◆ **PROBLEM DETAILS**:
Return the lines of the listing verbatim, beginning at the line that contains "25, 331, 32]" and stopping after the line that contains "toolbar-new-message-button[interactable]: ✉ Neue", with both of those lines included.
=== DATASET ROWS ===
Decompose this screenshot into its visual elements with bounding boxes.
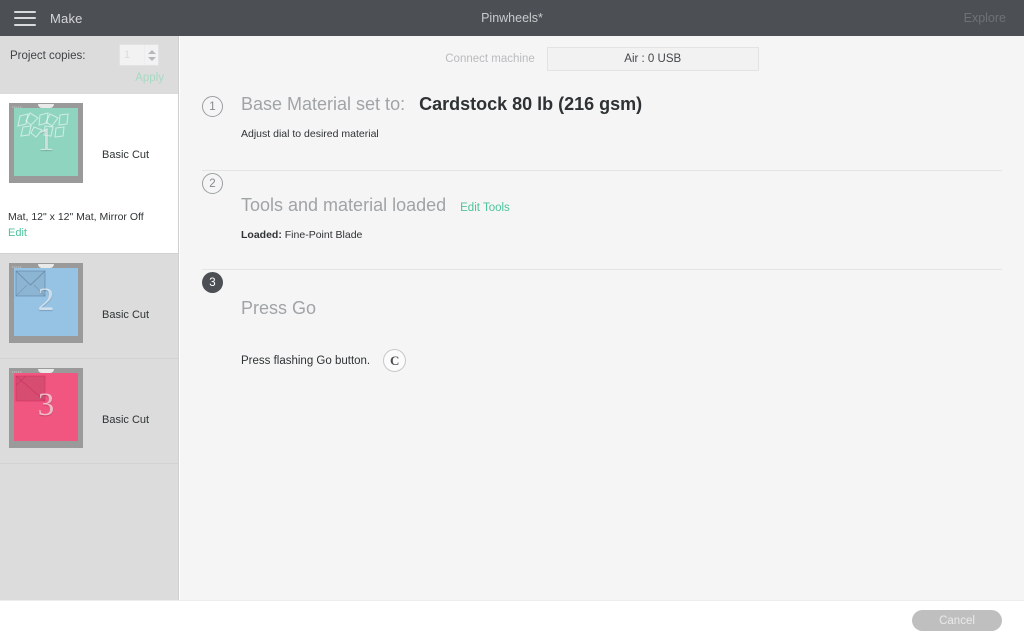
press-go-text: Press flashing Go button. (241, 354, 371, 367)
hamburger-icon[interactable] (14, 10, 36, 26)
step-2: 2 Tools and material loaded Edit Tools L… (202, 171, 1002, 251)
footer-bar: Cancel (0, 600, 1024, 640)
mat-cut-label-1: Basic Cut (102, 149, 150, 161)
make-screen: Make Pinwheels* Explore Project copies: … (0, 0, 1024, 640)
step-2-loaded-label: Loaded: (241, 229, 282, 241)
press-go-row: Press flashing Go button. C (241, 349, 1002, 372)
step-3-number: 3 (202, 272, 223, 293)
mat-surface-3: 3 (14, 373, 78, 441)
main-panel: Connect machine Air : 0 USB 1 Base Mater… (180, 36, 1024, 600)
mat-surface-2: 2 (14, 268, 78, 336)
mat-number-2: 2 (37, 281, 55, 318)
machine-connect-bar: Connect machine Air : 0 USB (180, 36, 1024, 74)
project-copies-stepper[interactable] (119, 44, 159, 66)
stepper-up-icon[interactable] (147, 49, 156, 54)
mat-meta-1: Mat, 12" x 12" Mat, Mirror Off (8, 211, 144, 223)
connect-machine-label: Connect machine (445, 53, 535, 65)
step-2-number: 2 (202, 173, 223, 194)
app-header: Make Pinwheels* Explore (0, 0, 1024, 36)
step-2-loaded-row: Loaded: Fine-Point Blade (241, 229, 1002, 241)
project-copies-label: Project copies: (10, 50, 86, 62)
step-3: 3 Press Go Press flashing Go button. C (202, 270, 1002, 372)
mat-cut-label-3: Basic Cut (102, 414, 150, 426)
sidebar: Project copies: Apply 12x12 (0, 36, 179, 600)
step-3-title: Press Go (241, 298, 317, 318)
mat-thumbnail-2[interactable]: 12x12 2 (9, 263, 83, 343)
project-copies-panel: Project copies: Apply (0, 36, 178, 94)
mat-number-1: 1 (37, 121, 55, 158)
step-2-title: Tools and material loaded (241, 195, 447, 215)
stepper-down-icon[interactable] (147, 56, 156, 61)
document-title: Pinwheels* (481, 11, 543, 25)
mat-edit-link-1[interactable]: Edit (8, 227, 27, 239)
mode-label: Make (50, 10, 83, 26)
step-1-subtext: Adjust dial to desired material (241, 128, 379, 140)
steps-list: 1 Base Material set to: Cardstock 80 lb … (180, 74, 1024, 372)
step-2-loaded-value: Fine-Point Blade (284, 229, 363, 241)
edit-tools-link[interactable]: Edit Tools (460, 202, 510, 214)
cricut-c-glyph: C (389, 352, 400, 368)
cricut-c-icon[interactable]: C (383, 349, 407, 372)
mat-list: 12x12 1 Basic Cut Mat, 12" x 12" Mat, Mi… (0, 94, 178, 464)
mat-row-2[interactable]: 12x12 2 Basic Cut (0, 254, 178, 359)
mat-number-3: 3 (37, 386, 55, 423)
mat-row-3[interactable]: 12x12 3 Basic Cut (0, 359, 178, 464)
project-copies-input[interactable] (120, 45, 144, 65)
mat-surface-1: 1 (14, 108, 78, 176)
mat-cut-label-2: Basic Cut (102, 309, 150, 321)
step-1: 1 Base Material set to: Cardstock 80 lb … (202, 94, 1002, 152)
step-1-title: Base Material set to: (241, 94, 406, 114)
cancel-button[interactable]: Cancel (912, 610, 1002, 631)
mat-thumbnail-3[interactable]: 12x12 3 (9, 368, 83, 448)
machine-select[interactable]: Air : 0 USB (546, 47, 759, 71)
stepper-arrows[interactable] (144, 45, 158, 65)
step-1-material-value: Cardstock 80 lb (216 gsm) (419, 94, 643, 114)
mat-row-1[interactable]: 12x12 1 Basic Cut Mat, 12" x 12" Mat, Mi… (0, 94, 178, 254)
step-1-number: 1 (202, 96, 223, 117)
mat-thumbnail-1[interactable]: 12x12 1 (9, 103, 83, 183)
explore-link[interactable]: Explore (964, 11, 1006, 25)
apply-button[interactable]: Apply (135, 72, 164, 84)
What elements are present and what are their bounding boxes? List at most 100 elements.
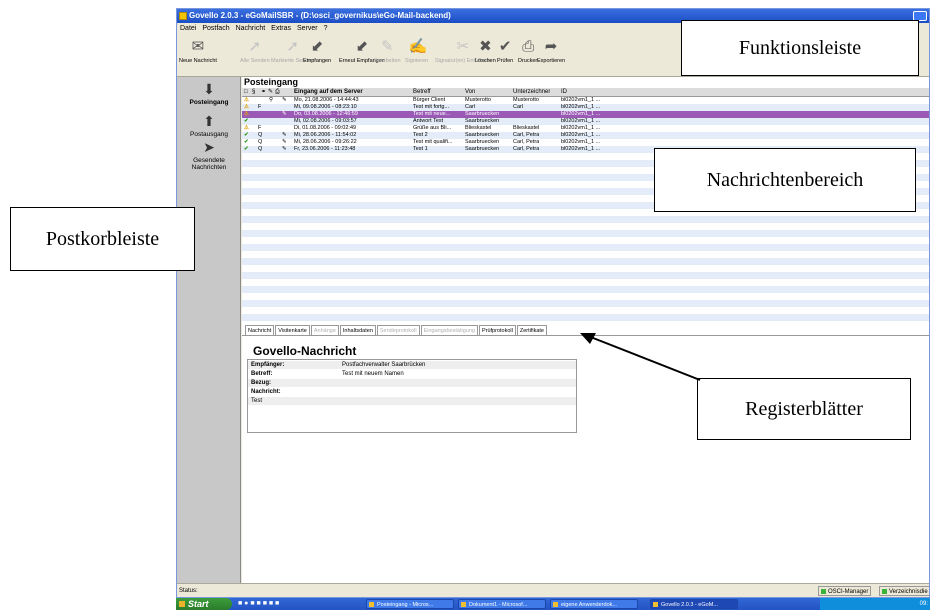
menu--[interactable]: ?	[321, 25, 331, 32]
task-govello[interactable]: Govello 2.0.3 - eGoM...	[650, 599, 738, 609]
toolbar-delete-button[interactable]: ✖ Löschen	[475, 37, 496, 65]
task-dokument1[interactable]: Dokument1 - Microsof...	[458, 599, 546, 609]
menu-datei[interactable]: Datei	[177, 25, 199, 32]
message-subject: Bürger Client	[413, 97, 446, 103]
quick-launch-icons[interactable]: ■ ● ■ ■ ■ ■ ■	[238, 600, 279, 608]
toolbar-label: Alle Senden	[240, 58, 270, 64]
toolbar-send-all-button[interactable]: ➚ Alle Senden	[240, 37, 270, 65]
message-received: Di, 01.08.2006 - 09:02:49	[294, 125, 357, 131]
send-selected-icon: ➚	[286, 38, 299, 55]
sidebar-item-label: Postausgang	[190, 131, 228, 138]
message-from: Saarbruecken	[465, 111, 500, 117]
menu-nachricht[interactable]: Nachricht	[233, 25, 269, 32]
message-flag: Q	[258, 146, 263, 152]
toolbar-export-button[interactable]: ➦ Exportieren	[537, 37, 565, 65]
menu-server[interactable]: Server	[294, 25, 321, 32]
row-stripe	[242, 230, 929, 237]
row-stripe	[242, 244, 929, 251]
send-all-icon: ➚	[248, 38, 262, 55]
verified-icon: ✔	[244, 118, 249, 124]
column-subject[interactable]: Betreff	[413, 88, 431, 97]
toolbar-edit-button[interactable]: ✎ Bearbeiten	[374, 37, 401, 65]
message-id: bl0202vm1_1 ...	[561, 118, 601, 124]
task-posteingang[interactable]: Posteingang - Micros...	[366, 599, 454, 609]
toolbar-new-message-button[interactable]: ✉ Neue Nachricht	[179, 37, 217, 65]
start-button[interactable]: Start	[176, 598, 232, 610]
message-id: bl0202vm1_1 ...	[561, 139, 601, 145]
message-detail-panel: Govello-Nachricht Empfänger: Postfachverw…	[242, 335, 929, 583]
detail-table: Empfänger: Postfachverwalter Saarbrücken B…	[247, 359, 577, 433]
toolbar-label: Signieren	[405, 58, 429, 64]
message-received: Mi, 09.08.2006 - 08:23:10	[294, 104, 357, 110]
message-subject: Test 1	[413, 146, 428, 152]
message-row[interactable]: ✔ Mi, 02.08.2006 - 09:03:57 Antwort Test Sa…	[242, 118, 929, 125]
detail-key: Betreff:	[251, 371, 273, 377]
toolbar-print-button[interactable]: ⎙ Drucken	[518, 37, 538, 65]
row-stripe	[242, 272, 929, 279]
toolbar-sign-button[interactable]: ✍ Signieren	[405, 37, 428, 65]
mailbox-sidebar: ⬇ Posteingang ⬆ Postausgang ➤ Gesendete Nachr…	[177, 77, 241, 583]
attachment-column-icon[interactable]: ⚭	[261, 88, 266, 97]
status-bar: Status: OSCI-Manager Verzeichnisdie	[177, 583, 929, 597]
detail-value: Test mit neuem Namen	[342, 371, 404, 377]
callout-registerblaetter: Registerblätter	[697, 378, 911, 440]
toolbar-receive-button[interactable]: ⬋ Empfangen	[303, 37, 331, 65]
column-from[interactable]: Von	[465, 88, 475, 97]
status-column-icon[interactable]: □	[244, 88, 248, 97]
message-id: bl0202vm1_1 ...	[561, 97, 601, 103]
register-tabs: Nachricht Visitenkarte Anhänge Inhaltsdaten…	[245, 325, 548, 336]
message-signer: Carl, Petra	[513, 146, 540, 152]
toolbar-label: Neue Nachricht	[179, 58, 217, 64]
check-icon: ✔	[498, 38, 512, 55]
receive-icon: ⬋	[310, 38, 324, 55]
print-icon: ⎙	[522, 38, 535, 55]
column-signer[interactable]: Unterzeichner	[513, 88, 550, 97]
message-subject: Test mit qualifi...	[413, 139, 453, 145]
message-row[interactable]: ⚠ ✎ Do, 03.08.2006 - 12:46:59 Test mit neue…	[242, 111, 929, 118]
window-title: Govello 2.0.3 - eGoMailSBR - (D:\osci_go…	[189, 11, 451, 20]
message-row[interactable]: ✔ Q ✎ Mi, 28.06.2006 - 09:26:22 Test mit qua…	[242, 139, 929, 146]
delete-icon: ✖	[479, 38, 492, 55]
detail-key: Bezug:	[251, 380, 271, 386]
signature-column-icon[interactable]: ✎	[268, 88, 273, 97]
status-osci-manager[interactable]: OSCI-Manager	[818, 586, 872, 596]
toolbar-label: Prüfen	[497, 58, 514, 64]
warning-icon: ⚠	[244, 111, 249, 117]
message-from: Saarbruecken	[465, 118, 500, 124]
section-column-icon[interactable]: §	[252, 88, 255, 97]
task-anwenderdok[interactable]: eigene Anwenderdok...	[550, 599, 638, 609]
menu-postfach[interactable]: Postfach	[199, 25, 232, 32]
sidebar-item-posteingang[interactable]: ⬇ Posteingang	[177, 81, 241, 106]
callout-nachrichtenbereich: Nachrichtenbereich	[654, 148, 916, 212]
message-id: bl0202vm1_1 ...	[561, 146, 601, 152]
signature-icon: ✎	[282, 146, 287, 152]
system-tray: 09:	[820, 598, 930, 610]
sidebar-item-gesendete-nachrichten[interactable]: ➤ Gesendete Nachrichten	[177, 139, 241, 171]
signature-icon: ✎	[282, 132, 287, 138]
column-id[interactable]: ID	[561, 88, 567, 97]
detail-row: Test	[248, 397, 576, 405]
toolbar-label: Drucken	[518, 58, 539, 64]
message-subject: Test 2	[413, 132, 428, 138]
message-row[interactable]: ✔ Q ✎ Mi, 28.06.2006 - 11:54:02 Test 2 Saarbr…	[242, 132, 929, 139]
print-column-icon[interactable]: ⎙	[275, 88, 280, 97]
message-flag: F	[258, 125, 262, 131]
menu-extras[interactable]: Extras	[268, 25, 294, 32]
detail-row: Nachricht:	[248, 388, 576, 396]
message-received: Do, 03.08.2006 - 12:46:59	[294, 111, 358, 117]
detail-title: Govello-Nachricht	[253, 344, 357, 358]
message-from: Blieskastel	[465, 125, 492, 131]
warning-icon: ⚠	[244, 104, 249, 110]
column-received[interactable]: Eingang auf dem Server	[294, 88, 363, 97]
sidebar-item-postausgang[interactable]: ⬆ Postausgang	[177, 113, 241, 138]
toolbar-check-button[interactable]: ✔ Prüfen	[497, 37, 513, 65]
status-verzeichnisdienst[interactable]: Verzeichnisdie	[879, 586, 929, 596]
message-row[interactable]: ⚠ F Mi, 09.08.2006 - 08:23:10 Test mit fort…	[242, 104, 929, 111]
message-signer: Blieskastel	[513, 125, 540, 131]
message-row[interactable]: ⚠ ⚲ ✎ Mo, 21.08.2006 - 14:44:43 Bürger Clien…	[242, 97, 929, 104]
detail-value: Postfachverwalter Saarbrücken	[342, 362, 426, 368]
message-id: bl0202vm1_1 ...	[561, 104, 601, 110]
verified-icon: ✔	[244, 132, 249, 138]
sidebar-item-label: Gesendete Nachrichten	[191, 157, 227, 171]
message-row[interactable]: ⚠ F Di, 01.08.2006 - 09:02:49 Grüße aus Bli…	[242, 125, 929, 132]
===
◆ **SOLUTION TO THIS PROBLEM**:
menu--[interactable]: ?	[321, 25, 331, 32]
task-govello[interactable]: Govello 2.0.3 - eGoM...	[650, 599, 738, 609]
toolbar-delete-button[interactable]: ✖ Löschen	[475, 37, 496, 65]
task-dokument1[interactable]: Dokument1 - Microsof...	[458, 599, 546, 609]
menu-datei[interactable]: Datei	[177, 25, 199, 32]
message-subject: Bürger Client	[413, 97, 446, 103]
quick-launch-icons[interactable]: ■ ● ■ ■ ■ ■ ■	[238, 600, 279, 608]
toolbar-label: Alle Senden	[240, 58, 270, 64]
toolbar-send-all-button[interactable]: ➚ Alle Senden	[240, 37, 270, 65]
message-received: Di, 01.08.2006 - 09:02:49	[294, 125, 357, 131]
send-selected-icon: ➚	[286, 38, 299, 55]
sidebar-item-label: Postausgang	[190, 131, 228, 138]
message-from: Saarbruecken	[465, 111, 500, 117]
menu-nachricht[interactable]: Nachricht	[233, 25, 269, 32]
message-flag: Q	[258, 146, 263, 152]
toolbar-export-button[interactable]: ➦ Exportieren	[537, 37, 565, 65]
menu-server[interactable]: Server	[294, 25, 321, 32]
row-stripe	[242, 230, 929, 237]
row-stripe	[242, 244, 929, 251]
send-all-icon: ➚	[248, 38, 262, 55]
verified-icon: ✔	[244, 118, 249, 124]
column-subject[interactable]: Betreff	[413, 88, 431, 97]
toolbar-edit-button[interactable]: ✎ Bearbeiten	[374, 37, 401, 65]
message-id: bl0202vm1_1 ...	[561, 118, 601, 124]
task-posteingang[interactable]: Posteingang - Micros...	[366, 599, 454, 609]
toolbar-new-message-button[interactable]: ✉ Neue Nachricht	[179, 37, 217, 65]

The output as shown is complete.